━━━━━ Data provided

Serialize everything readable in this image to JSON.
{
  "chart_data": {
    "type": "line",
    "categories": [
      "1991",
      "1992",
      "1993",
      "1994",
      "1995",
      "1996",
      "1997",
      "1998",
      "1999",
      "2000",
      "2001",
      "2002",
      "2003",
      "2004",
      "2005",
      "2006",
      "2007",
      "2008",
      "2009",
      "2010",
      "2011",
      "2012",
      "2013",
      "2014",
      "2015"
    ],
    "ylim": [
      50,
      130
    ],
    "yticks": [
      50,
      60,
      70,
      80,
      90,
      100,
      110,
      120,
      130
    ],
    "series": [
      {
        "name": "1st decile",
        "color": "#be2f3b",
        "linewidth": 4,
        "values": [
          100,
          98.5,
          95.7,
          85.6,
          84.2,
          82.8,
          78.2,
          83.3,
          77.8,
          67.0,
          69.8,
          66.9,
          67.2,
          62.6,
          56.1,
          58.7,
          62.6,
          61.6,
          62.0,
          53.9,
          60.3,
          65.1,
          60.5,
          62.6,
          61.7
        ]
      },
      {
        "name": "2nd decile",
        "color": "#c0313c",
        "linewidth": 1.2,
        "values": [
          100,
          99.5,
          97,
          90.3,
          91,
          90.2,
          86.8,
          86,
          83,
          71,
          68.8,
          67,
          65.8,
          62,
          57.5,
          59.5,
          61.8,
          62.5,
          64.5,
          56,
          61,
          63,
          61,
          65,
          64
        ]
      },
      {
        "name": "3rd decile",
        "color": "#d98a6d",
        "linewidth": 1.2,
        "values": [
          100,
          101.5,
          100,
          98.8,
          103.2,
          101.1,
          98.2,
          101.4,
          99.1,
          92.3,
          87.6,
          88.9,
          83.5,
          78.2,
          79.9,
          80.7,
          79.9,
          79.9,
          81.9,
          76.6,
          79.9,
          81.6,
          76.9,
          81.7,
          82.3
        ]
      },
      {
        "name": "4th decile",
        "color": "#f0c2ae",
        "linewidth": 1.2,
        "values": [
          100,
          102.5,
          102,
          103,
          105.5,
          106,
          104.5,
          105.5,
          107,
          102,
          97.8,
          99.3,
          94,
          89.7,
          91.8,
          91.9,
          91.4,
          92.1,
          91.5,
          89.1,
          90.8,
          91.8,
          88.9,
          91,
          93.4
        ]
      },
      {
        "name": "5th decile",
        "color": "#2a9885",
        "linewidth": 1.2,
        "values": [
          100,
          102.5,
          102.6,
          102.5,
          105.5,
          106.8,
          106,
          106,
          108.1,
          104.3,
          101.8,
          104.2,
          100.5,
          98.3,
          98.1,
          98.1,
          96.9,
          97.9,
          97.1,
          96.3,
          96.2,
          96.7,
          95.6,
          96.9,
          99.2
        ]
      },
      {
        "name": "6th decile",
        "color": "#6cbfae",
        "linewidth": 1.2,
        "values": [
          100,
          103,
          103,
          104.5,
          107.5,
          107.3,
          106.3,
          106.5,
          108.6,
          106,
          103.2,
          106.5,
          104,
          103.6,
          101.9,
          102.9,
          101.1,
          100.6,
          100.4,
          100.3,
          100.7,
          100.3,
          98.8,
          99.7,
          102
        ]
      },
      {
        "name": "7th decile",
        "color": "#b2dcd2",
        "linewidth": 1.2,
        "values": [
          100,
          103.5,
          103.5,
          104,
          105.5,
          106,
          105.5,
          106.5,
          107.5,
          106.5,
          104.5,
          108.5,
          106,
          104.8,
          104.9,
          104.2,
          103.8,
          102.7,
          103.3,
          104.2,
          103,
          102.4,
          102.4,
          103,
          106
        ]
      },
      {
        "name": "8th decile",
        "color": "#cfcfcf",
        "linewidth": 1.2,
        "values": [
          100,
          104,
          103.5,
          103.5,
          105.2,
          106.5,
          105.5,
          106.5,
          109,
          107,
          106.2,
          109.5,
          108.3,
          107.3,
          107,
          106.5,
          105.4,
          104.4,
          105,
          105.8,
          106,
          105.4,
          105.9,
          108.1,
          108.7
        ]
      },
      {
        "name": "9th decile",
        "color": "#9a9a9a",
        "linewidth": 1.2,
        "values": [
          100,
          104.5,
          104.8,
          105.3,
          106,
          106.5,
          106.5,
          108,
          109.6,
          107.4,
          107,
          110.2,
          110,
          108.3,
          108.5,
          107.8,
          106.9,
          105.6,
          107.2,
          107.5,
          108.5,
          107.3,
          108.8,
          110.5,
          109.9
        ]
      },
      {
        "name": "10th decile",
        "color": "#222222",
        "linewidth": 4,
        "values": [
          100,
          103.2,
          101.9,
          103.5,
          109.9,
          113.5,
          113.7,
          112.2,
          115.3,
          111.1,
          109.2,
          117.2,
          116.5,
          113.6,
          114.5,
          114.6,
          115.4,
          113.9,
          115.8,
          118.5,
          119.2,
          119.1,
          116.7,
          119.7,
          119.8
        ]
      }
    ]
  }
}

━━━━━━━━━━

• Given exercise
What do the records say? Quote them all exactly.

• Exercise answer
Serialize everything readable in this image to JSON.
{
  "chart_data": {
    "type": "line",
    "categories": [
      "1991",
      "1992",
      "1993",
      "1994",
      "1995",
      "1996",
      "1997",
      "1998",
      "1999",
      "2000",
      "2001",
      "2002",
      "2003",
      "2004",
      "2005",
      "2006",
      "2007",
      "2008",
      "2009",
      "2010",
      "2011",
      "2012",
      "2013",
      "2014",
      "2015"
    ],
    "ylim": [
      50,
      130
    ],
    "yticks": [
      50,
      60,
      70,
      80,
      90,
      100,
      110,
      120,
      130
    ],
    "series": [
      {
        "name": "1st decile",
        "color": "#be2f3b",
        "linewidth": 4,
        "values": [
          100,
          98.5,
          95.7,
          85.6,
          84.2,
          82.8,
          78.2,
          83.3,
          77.8,
          67.0,
          69.8,
          66.9,
          67.2,
          62.6,
          56.1,
          58.7,
          62.6,
          61.6,
          62.0,
          53.9,
          60.3,
          65.1,
          60.5,
          62.6,
          61.7
        ]
      },
      {
        "name": "2nd decile",
        "color": "#c0313c",
        "linewidth": 1.2,
        "values": [
          100,
          99.5,
          97,
          90.3,
          91,
          90.2,
          86.8,
          86,
          83,
          71,
          68.8,
          67,
          65.8,
          62,
          57.5,
          59.5,
          61.8,
          62.5,
          64.5,
          56,
          61,
          63,
          61,
          65,
          64
        ]
      },
      {
        "name": "3rd decile",
        "color": "#d98a6d",
        "linewidth": 1.2,
        "values": [
          100,
          101.5,
          100,
          98.8,
          103.2,
          101.1,
          98.2,
          101.4,
          99.1,
          92.3,
          87.6,
          88.9,
          83.5,
          78.2,
          79.9,
          80.7,
          79.9,
          79.9,
          81.9,
          76.6,
          79.9,
          81.6,
          76.9,
          81.7,
          82.3
        ]
      },
      {
        "name": "4th decile",
        "color": "#f0c2ae",
        "linewidth": 1.2,
        "values": [
          100,
          102.5,
          102,
          103,
          105.5,
          106,
          104.5,
          105.5,
          107,
          102,
          97.8,
          99.3,
          94,
          89.7,
          91.8,
          91.9,
          91.4,
          92.1,
          91.5,
          89.1,
          90.8,
          91.8,
          88.9,
          91,
          93.4
        ]
      },
      {
        "name": "5th decile",
        "color": "#2a9885",
        "linewidth": 1.2,
        "values": [
          100,
          102.5,
          102.6,
          102.5,
          105.5,
          106.8,
          106,
          106,
          108.1,
          104.3,
          101.8,
          104.2,
          100.5,
          98.3,
          98.1,
          98.1,
          96.9,
          97.9,
          97.1,
          96.3,
          96.2,
          96.7,
          95.6,
          96.9,
          99.2
        ]
      },
      {
        "name": "6th decile",
        "color": "#6cbfae",
        "linewidth": 1.2,
        "values": [
          100,
          103,
          103,
          104.5,
          107.5,
          107.3,
          106.3,
          106.5,
          108.6,
          106,
          103.2,
          106.5,
          104,
          103.6,
          101.9,
          102.9,
          101.1,
          100.6,
          100.4,
          100.3,
          100.7,
          100.3,
          98.8,
          99.7,
          102
        ]
      },
      {
        "name": "7th decile",
        "color": "#b2dcd2",
        "linewidth": 1.2,
        "values": [
          100,
          103.5,
          103.5,
          104,
          105.5,
          106,
          105.5,
          106.5,
          107.5,
          106.5,
          104.5,
          108.5,
          106,
          104.8,
          104.9,
          104.2,
          103.8,
          102.7,
          103.3,
          104.2,
          103,
          102.4,
          102.4,
          103,
          106
        ]
      },
      {
        "name": "8th decile",
        "color": "#cfcfcf",
        "linewidth": 1.2,
        "values": [
          100,
          104,
          103.5,
          103.5,
          105.2,
          106.5,
          105.5,
          106.5,
          109,
          107,
          106.2,
          109.5,
          108.3,
          107.3,
          107,
          106.5,
          105.4,
          104.4,
          105,
          105.8,
          106,
          105.4,
          105.9,
          108.1,
          108.7
        ]
      },
      {
        "name": "9th decile",
        "color": "#9a9a9a",
        "linewidth": 1.2,
        "values": [
          100,
          104.5,
          104.8,
          105.3,
          106,
          106.5,
          106.5,
          108,
          109.6,
          107.4,
          107,
          110.2,
          110,
          108.3,
          108.5,
          107.8,
          106.9,
          105.6,
          107.2,
          107.5,
          108.5,
          107.3,
          108.8,
          110.5,
          109.9
        ]
      },
      {
        "name": "10th decile",
        "color": "#222222",
        "linewidth": 4,
        "values": [
          100,
          103.2,
          101.9,
          103.5,
          109.9,
          113.5,
          113.7,
          112.2,
          115.3,
          111.1,
          109.2,
          117.2,
          116.5,
          113.6,
          114.5,
          114.6,
          115.4,
          113.9,
          115.8,
          118.5,
          119.2,
          119.1,
          116.7,
          119.7,
          119.8
        ]
      }
    ]
  }
}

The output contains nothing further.